**Exercise instructions**
Keep only the lines of the data below that contain "your", and copy them.
━━━━━ Entries provided ━━━━━
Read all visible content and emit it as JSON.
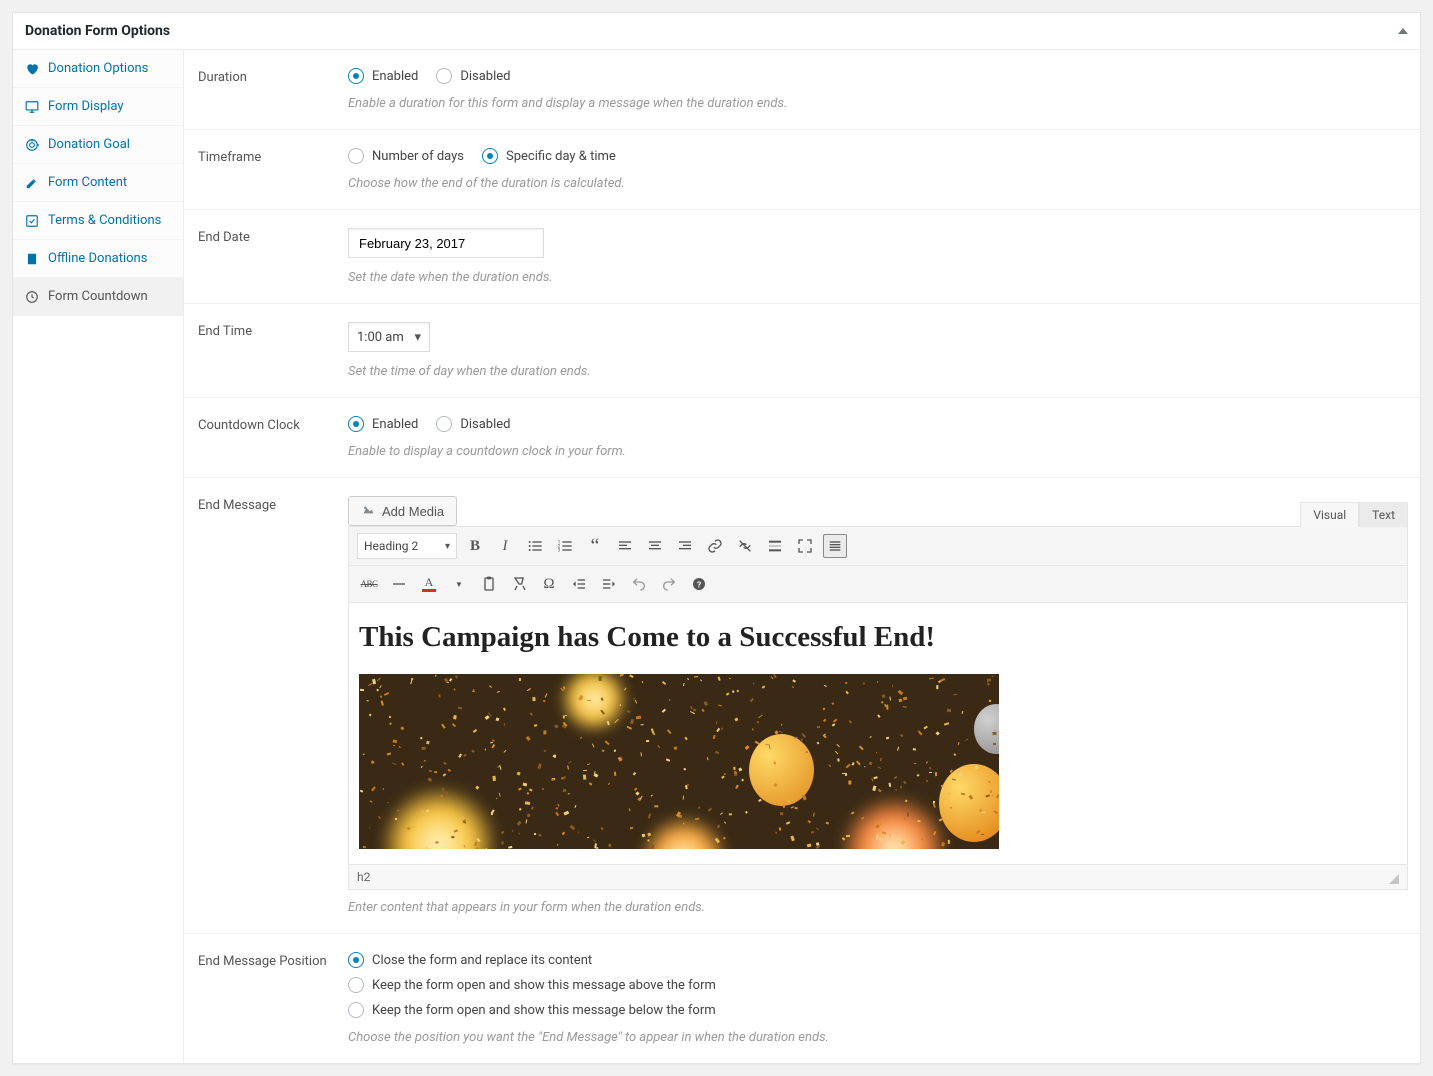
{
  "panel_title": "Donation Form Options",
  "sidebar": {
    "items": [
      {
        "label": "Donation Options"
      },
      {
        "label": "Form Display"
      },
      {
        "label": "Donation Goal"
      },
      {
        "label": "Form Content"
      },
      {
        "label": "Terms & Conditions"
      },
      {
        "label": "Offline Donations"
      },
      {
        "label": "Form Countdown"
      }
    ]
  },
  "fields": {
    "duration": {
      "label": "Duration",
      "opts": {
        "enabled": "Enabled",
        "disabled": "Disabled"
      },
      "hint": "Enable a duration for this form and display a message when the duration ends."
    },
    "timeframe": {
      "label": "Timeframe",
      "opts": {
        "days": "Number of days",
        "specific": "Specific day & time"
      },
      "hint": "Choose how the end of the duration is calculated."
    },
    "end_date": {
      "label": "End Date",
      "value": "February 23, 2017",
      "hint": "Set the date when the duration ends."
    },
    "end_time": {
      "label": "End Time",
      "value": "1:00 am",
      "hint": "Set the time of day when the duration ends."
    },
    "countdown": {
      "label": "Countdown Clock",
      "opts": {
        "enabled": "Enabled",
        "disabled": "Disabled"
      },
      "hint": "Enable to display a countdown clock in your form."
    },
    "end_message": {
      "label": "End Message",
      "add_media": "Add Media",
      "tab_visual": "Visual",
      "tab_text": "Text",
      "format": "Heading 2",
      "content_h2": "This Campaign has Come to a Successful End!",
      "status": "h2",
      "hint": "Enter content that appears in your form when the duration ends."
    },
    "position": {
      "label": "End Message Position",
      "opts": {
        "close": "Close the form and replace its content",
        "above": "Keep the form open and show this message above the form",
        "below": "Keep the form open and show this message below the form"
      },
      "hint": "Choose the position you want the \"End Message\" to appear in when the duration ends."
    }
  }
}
━━━━━
**Output**
      "hint": "Enable to display a countdown clock in your form."
      "hint": "Enter content that appears in your form when the duration ends."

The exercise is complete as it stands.